_SOURCE PASSAGE:_
┌──

Re: [PATCH v2 03/10] mm, page_alloc: split smallest stolen page in fallback

From: Johannes Weiner
Date: Tue Feb 14 2017 - 12:00:14 EST


On Fri, Feb 10, 2017 at 06:23:36PM +0100, Vlastimil Babka wrote:
> The __rmqueue_fallback() function is called when there's no free page of
> requested migratetype, and we need to steal from a different one. There are
> various heuristics to make this event infrequent and reduce permanent
> fragmentation. The main one is to try stealing from a pageblock that has the
> most free pages, and possibly steal them all at once and convert the whole
> pageblock. Precise searching for such pageblock would be expensive, so instead
> the heuristics walks the free lists from MAX_ORDER down to requested order and
> assumes that the block with highest-order free page is likely to also have the
> most free pages in total.
>
> Chances are that together with the highest-order page, we steal also pages of
> lower orders from the same block. But then we still split the highest order
> page. This is wasteful and can contribute to fragmentation instead of avoiding
> it.

└──

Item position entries

┌──

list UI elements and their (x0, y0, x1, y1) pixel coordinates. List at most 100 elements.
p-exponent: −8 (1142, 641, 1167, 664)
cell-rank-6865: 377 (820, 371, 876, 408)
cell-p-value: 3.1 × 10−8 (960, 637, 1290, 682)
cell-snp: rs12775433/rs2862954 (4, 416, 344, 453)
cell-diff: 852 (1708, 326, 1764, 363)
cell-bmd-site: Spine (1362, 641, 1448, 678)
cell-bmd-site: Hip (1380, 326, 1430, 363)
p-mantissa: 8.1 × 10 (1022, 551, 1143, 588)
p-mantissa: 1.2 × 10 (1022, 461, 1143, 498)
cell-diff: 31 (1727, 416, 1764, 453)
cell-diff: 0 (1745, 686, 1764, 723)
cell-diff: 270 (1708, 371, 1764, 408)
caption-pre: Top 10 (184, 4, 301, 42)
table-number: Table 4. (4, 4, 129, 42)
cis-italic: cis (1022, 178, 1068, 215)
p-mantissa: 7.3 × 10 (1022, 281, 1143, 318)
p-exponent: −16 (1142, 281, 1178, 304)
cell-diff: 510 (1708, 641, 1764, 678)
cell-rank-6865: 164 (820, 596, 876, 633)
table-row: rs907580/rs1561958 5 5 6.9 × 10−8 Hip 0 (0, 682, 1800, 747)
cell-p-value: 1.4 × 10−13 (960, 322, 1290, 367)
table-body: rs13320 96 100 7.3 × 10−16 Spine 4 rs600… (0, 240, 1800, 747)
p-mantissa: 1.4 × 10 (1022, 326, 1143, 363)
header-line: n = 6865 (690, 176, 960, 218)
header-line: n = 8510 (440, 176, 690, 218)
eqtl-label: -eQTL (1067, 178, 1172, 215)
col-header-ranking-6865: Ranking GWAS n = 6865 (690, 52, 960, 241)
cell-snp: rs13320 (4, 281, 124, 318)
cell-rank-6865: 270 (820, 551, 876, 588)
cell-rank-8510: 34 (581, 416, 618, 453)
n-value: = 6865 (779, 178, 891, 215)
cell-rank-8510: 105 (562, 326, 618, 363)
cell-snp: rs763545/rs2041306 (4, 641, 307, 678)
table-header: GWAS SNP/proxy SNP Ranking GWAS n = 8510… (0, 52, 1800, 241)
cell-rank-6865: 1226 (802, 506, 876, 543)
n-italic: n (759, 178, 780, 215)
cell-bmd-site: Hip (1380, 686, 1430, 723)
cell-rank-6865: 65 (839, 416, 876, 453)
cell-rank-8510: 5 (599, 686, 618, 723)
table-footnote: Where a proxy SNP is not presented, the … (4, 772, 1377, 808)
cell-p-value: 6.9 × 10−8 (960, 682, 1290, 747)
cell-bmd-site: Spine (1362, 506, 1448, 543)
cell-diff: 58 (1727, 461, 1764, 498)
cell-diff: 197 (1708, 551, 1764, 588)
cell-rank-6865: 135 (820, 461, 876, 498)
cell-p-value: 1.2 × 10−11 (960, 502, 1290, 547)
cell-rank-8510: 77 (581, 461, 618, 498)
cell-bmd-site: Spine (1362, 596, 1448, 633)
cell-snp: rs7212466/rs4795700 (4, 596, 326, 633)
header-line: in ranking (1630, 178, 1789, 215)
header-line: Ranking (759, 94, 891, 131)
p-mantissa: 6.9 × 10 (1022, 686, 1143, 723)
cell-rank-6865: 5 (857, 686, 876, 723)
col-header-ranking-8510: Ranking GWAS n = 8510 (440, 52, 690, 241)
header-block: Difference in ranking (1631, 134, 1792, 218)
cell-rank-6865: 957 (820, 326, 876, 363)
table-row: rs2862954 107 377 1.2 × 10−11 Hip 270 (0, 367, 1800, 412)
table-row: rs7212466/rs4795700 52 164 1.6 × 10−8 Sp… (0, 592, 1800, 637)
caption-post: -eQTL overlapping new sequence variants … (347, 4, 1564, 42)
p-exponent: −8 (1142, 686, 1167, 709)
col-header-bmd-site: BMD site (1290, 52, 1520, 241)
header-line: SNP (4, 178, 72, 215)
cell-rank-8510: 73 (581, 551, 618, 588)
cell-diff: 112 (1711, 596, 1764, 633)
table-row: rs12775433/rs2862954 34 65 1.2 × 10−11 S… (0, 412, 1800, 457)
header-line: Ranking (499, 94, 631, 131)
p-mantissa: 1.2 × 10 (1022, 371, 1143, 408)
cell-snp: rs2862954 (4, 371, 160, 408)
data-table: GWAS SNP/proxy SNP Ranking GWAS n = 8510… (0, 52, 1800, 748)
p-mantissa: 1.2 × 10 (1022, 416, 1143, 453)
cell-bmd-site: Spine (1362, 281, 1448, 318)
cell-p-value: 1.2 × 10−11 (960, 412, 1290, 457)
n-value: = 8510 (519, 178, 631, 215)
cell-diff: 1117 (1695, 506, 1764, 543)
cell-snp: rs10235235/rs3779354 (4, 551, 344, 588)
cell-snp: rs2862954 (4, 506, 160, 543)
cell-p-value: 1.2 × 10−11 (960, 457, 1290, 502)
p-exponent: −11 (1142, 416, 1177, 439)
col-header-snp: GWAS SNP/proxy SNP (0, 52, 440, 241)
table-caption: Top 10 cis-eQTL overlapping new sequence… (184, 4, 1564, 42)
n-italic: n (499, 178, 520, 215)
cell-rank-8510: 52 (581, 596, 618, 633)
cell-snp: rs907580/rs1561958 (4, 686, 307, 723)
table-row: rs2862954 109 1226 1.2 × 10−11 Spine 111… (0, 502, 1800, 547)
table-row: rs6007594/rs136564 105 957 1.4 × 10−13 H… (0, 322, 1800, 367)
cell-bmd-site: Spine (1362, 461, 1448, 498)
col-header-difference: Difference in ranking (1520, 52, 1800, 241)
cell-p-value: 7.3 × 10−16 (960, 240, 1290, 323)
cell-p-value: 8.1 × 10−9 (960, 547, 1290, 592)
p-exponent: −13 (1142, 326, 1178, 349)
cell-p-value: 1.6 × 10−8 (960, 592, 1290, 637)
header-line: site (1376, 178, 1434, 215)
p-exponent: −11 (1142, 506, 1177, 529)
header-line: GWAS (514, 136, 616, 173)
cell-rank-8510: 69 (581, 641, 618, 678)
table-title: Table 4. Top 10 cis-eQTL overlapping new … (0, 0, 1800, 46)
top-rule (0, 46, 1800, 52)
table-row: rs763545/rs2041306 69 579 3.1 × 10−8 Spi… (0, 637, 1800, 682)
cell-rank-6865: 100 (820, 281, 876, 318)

└──

_WHAT YOU NEED TO DO:_
**a.** Answer these questions about the page-allocator patch discussion:
(i) When is the __rmqueue_fallback() function called?
(ii) Between which orders does the heuristic walk the free lists?
(iii) Which page is still split even after lower-order pages from the same block have been stolen?
**b.** Summarize the page-allocator patch discussion in two sentences.
**c.** Continue the page-allocator patch discussion from the point where the text stops.

_SOLVED TASKS:_
**a.**
(i) It is called when there is no free page of the requested migratetype and a page has to be stolen from a different one.
(ii) It walks the free lists from MAX_ORDER down to the requested order.
(iii) The highest-order page is still split.

**b.** When no free page of the requested migratetype exists, __rmqueue_fallback() steals from another migratetype, and it uses the highest-order free page to guess which pageblock has the most free pages. Lower-order pages from that same block are often stolen along with it, yet the highest-order page is still split, which is wasteful and can add to fragmentation.

**c.**
>
> This patch thus changes __rmqueue_fallback() to just steal the page(s) and put
> them on the freelist of the requested migratetype, and only report whether it
> was successful. Then we pick (and eventually split) the smallest page with
> __rmqueue_smallest(). This all happens under zone lock, so nobody can steal it
> from us in the process. This should reduce fragmentation due to fallbacks. At
> worst we are only stealing a single highest-order page and waste some cycles by
> moving it between lists and then removing it, but fallback is not exactly hot
> path so that should not be a concern. As a side benefit the patch removes some
> duplicate code by reusing __rmqueue_smallest().
>
> Signed-off-by: Vlastimil Babka <vbabka@xxxxxxx>

It took me a second to understand what you're doing here, but this is
clever. Finding a suitable fallback still goes by biggest block to
make future stealing less probable, but when we do steal the entire
block and move_freepages_block() has migrated all the free chunks of
that block over to the new migratetype list, we might as well then try
to allocate from the smallest chunk available in the stolen block.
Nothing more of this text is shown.